Locate each line of the material that contains "JSON", then return it.

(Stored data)
>> START
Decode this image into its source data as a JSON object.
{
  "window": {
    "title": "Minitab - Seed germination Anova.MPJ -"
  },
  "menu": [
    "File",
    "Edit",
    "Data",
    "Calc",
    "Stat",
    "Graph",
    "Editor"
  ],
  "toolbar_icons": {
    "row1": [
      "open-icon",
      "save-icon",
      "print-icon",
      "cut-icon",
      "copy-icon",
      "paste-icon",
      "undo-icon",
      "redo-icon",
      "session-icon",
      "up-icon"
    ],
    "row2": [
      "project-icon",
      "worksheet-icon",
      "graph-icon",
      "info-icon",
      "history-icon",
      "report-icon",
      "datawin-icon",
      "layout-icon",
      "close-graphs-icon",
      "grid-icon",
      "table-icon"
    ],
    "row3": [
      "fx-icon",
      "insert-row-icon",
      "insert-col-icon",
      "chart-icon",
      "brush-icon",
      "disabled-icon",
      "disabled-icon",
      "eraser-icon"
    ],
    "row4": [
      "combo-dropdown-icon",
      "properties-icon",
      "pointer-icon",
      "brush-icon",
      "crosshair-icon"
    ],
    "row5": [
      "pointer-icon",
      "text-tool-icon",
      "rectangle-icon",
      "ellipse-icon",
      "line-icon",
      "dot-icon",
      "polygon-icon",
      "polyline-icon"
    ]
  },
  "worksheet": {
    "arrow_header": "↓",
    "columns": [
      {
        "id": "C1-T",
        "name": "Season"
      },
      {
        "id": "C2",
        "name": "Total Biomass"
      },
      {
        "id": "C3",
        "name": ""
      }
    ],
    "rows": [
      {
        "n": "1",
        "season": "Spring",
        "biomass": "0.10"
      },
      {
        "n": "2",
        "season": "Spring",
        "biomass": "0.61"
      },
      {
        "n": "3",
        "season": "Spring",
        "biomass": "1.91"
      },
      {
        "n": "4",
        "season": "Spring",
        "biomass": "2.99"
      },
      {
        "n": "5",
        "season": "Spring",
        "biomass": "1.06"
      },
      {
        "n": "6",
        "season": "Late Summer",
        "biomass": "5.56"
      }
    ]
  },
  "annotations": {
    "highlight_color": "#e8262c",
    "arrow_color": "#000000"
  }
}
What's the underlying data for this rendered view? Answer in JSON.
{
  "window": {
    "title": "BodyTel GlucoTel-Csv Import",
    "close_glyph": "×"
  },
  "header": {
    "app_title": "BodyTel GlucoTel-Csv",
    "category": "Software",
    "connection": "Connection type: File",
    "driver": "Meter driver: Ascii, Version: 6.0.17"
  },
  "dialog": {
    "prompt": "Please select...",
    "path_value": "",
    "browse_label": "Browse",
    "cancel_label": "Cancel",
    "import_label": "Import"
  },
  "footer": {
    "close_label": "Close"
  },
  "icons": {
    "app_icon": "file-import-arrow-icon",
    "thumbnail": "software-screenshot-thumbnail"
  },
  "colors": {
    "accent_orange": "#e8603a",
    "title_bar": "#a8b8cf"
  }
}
>> END
■ **The output**
Decode this image into its source data as a JSON object.
What's the underlying data for this rendered view? Answer in JSON.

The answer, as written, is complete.